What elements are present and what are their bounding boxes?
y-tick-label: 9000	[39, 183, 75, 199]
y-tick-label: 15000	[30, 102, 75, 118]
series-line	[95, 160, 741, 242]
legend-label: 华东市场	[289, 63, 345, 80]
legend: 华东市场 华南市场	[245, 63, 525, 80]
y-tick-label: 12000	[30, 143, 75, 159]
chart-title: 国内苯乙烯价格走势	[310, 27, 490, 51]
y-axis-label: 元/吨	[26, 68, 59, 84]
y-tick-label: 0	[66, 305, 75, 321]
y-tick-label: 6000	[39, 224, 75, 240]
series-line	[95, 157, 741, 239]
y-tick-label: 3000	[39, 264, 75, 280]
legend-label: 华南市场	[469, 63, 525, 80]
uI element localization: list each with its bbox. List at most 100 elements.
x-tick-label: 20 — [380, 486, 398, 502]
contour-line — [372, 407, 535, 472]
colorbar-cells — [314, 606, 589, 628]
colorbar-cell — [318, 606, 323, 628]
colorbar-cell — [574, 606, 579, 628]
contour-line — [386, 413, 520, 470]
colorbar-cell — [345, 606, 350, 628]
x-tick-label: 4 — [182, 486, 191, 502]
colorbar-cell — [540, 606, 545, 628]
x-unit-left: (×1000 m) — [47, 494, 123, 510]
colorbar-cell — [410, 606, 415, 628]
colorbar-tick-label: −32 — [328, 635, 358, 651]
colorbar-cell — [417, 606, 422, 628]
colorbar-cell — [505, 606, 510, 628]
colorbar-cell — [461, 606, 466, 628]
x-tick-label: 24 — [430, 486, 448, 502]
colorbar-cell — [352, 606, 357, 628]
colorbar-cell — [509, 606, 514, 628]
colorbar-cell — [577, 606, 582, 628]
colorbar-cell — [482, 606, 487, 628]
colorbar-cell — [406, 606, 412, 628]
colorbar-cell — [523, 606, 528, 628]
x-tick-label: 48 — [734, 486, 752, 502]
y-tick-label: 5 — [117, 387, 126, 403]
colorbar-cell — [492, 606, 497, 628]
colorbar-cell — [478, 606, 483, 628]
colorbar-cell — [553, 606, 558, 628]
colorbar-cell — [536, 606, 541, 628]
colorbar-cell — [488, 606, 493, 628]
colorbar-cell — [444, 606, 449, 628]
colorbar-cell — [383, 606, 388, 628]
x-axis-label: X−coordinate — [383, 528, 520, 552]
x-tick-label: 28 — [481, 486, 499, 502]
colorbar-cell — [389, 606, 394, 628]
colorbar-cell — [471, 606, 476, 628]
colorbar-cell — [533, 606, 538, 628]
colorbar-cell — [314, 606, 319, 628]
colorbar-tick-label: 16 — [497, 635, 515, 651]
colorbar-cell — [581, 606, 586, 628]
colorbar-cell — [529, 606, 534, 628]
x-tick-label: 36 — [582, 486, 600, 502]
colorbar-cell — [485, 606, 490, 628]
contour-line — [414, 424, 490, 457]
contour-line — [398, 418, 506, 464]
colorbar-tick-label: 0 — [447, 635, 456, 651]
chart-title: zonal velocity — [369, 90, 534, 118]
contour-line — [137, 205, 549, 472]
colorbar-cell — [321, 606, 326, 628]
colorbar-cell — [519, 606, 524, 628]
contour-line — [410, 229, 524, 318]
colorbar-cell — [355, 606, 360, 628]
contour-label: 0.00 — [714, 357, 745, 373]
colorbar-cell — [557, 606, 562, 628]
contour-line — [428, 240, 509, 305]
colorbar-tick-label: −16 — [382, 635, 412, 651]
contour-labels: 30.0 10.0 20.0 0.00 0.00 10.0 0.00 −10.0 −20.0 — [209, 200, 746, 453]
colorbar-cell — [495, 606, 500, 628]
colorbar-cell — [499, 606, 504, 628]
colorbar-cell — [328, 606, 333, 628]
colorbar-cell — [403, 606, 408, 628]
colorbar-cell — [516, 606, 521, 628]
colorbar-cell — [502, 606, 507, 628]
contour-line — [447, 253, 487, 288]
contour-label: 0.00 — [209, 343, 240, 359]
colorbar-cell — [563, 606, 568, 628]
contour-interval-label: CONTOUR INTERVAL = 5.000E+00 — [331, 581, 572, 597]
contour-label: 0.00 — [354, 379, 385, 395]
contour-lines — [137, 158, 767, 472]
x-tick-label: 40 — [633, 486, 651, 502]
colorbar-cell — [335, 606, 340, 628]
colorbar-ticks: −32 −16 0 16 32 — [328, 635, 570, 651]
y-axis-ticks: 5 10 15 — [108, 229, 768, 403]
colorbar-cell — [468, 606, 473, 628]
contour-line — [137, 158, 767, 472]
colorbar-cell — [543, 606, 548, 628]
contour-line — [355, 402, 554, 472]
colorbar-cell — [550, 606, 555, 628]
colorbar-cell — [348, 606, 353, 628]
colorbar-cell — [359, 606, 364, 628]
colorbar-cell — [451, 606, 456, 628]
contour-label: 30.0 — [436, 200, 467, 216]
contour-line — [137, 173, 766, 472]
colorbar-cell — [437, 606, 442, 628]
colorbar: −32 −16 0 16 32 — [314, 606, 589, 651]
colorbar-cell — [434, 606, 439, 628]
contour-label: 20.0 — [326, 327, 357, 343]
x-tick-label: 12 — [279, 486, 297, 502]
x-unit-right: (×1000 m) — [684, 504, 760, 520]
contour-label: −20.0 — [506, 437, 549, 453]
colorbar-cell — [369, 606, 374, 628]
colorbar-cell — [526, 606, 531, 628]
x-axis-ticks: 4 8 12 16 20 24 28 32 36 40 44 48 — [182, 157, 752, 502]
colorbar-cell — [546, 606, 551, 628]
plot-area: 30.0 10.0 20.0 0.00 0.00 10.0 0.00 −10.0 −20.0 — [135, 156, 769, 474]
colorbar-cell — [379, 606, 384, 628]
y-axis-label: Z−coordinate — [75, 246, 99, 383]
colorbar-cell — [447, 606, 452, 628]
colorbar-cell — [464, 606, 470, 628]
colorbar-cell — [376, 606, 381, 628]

◆ Exercise objective
Rewrite everything from the start of the material down to the line containing "uI element localization: list", substituting "data-line" for "series-line" and leaving all else unchanged.

◆ Exercise solution
What elements are present and what are their bounding boxes?
y-tick-label: 9000	[39, 183, 75, 199]
y-tick-label: 15000	[30, 102, 75, 118]
data-line	[95, 160, 741, 242]
legend-label: 华东市场	[289, 63, 345, 80]
legend: 华东市场 华南市场	[245, 63, 525, 80]
y-tick-label: 12000	[30, 143, 75, 159]
chart-title: 国内苯乙烯价格走势	[310, 27, 490, 51]
y-axis-label: 元/吨	[26, 68, 59, 84]
y-tick-label: 0	[66, 305, 75, 321]
y-tick-label: 6000	[39, 224, 75, 240]
data-line	[95, 157, 741, 239]
y-tick-label: 3000	[39, 264, 75, 280]
legend-label: 华南市场	[469, 63, 525, 80]
uI element localization: list each with its bbox. List at most 100 elements.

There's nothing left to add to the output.